■ **Work request**
Translate this sentence from the profile of Anna Kubešková into Spanish: "Anna Kubešková (born 30 October 1989) is a Czech curler from Prague."

■ **Extract provided**
____

- Born: 30 October 1989 (age 36) Prague, Czechoslovakia

Team
- Curling club: CC Sokol Liboc, Prague, CZE
- Skip: Anna Kubešková
- Third: Michaela Baudyšová
- Second: Aneta Müllerová
- Lead: Klara Pařízková
- Alternate: Karolína Špundová

Curling career
- Member Association: Czech Republic
- World Championship appearances: 4 (2014, 2017, 2018, 2021)
- European Championship appearances: 10 (2010, 2012, 2013, 2015, 2016, 2017, 2018, 2019, 2023, 2025)

Medal record
Women's curling
Czech Women's Championship
| Gold medal – first place | 2010 |  |
| Gold medal – first place | 2013 |  |
| Gold medal – first place | 2015 |  |
| Gold medal – first place | 2016 |  |
| Gold medal – first place | 2017 |  |
| Gold medal – first place | 2018 |  |
| Gold medal – first place | 2019 |  |
| Gold medal – first place | 2020 |  |
| Gold medal – first place | 2022 |  |
| Gold medal – first place | 2023 |  |
| Silver medal – second place | 2009 |  |
| Silver medal – second place | 2014 |  |
| Bronze medal – third place | 2006 |  |

= Anna Kubešková =

Czech curler

Anna Kubešková (born 30 October 1989) is a Czech curler from Prague. She currently skips the Czech national women's curling team.

==Career==
Kubešková represented the Czech Republic at four World Junior Curling Championships (2007, 2009, 2010 and 2011) and at the 2011 Winter Universiade.

____

■ **Document layout analysis data**

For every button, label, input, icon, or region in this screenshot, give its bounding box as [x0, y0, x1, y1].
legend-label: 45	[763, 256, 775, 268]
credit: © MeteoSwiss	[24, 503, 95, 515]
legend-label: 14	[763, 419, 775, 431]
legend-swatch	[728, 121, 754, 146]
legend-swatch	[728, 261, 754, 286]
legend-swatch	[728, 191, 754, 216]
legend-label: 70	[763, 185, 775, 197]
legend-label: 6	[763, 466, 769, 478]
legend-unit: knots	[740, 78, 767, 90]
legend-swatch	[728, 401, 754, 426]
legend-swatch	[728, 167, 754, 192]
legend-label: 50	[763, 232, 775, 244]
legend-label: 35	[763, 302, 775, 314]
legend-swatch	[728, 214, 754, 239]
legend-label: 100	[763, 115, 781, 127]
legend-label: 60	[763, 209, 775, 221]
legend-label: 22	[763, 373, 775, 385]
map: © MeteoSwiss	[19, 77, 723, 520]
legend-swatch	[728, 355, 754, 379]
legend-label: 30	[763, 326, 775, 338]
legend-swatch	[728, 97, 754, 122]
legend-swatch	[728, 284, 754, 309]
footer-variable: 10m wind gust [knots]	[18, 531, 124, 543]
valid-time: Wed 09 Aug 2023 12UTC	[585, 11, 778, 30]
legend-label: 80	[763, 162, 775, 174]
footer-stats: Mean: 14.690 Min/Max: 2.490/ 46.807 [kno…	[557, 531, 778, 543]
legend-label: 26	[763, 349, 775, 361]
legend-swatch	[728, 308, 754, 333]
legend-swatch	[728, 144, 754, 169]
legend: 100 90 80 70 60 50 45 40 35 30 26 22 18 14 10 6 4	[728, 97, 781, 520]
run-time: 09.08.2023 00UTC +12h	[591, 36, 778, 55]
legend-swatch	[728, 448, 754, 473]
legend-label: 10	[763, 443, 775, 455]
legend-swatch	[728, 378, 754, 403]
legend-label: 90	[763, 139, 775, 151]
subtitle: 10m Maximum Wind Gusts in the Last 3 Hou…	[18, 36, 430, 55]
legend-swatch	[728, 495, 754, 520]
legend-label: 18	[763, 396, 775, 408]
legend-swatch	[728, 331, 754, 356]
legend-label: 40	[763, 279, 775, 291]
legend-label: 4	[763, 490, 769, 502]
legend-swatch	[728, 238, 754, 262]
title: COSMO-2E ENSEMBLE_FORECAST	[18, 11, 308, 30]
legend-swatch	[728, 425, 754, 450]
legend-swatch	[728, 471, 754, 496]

____

■ **Output**
Anna Kubešková (nacida el 30 de octubre de 1989) es una jugadora de curling checa de Praga.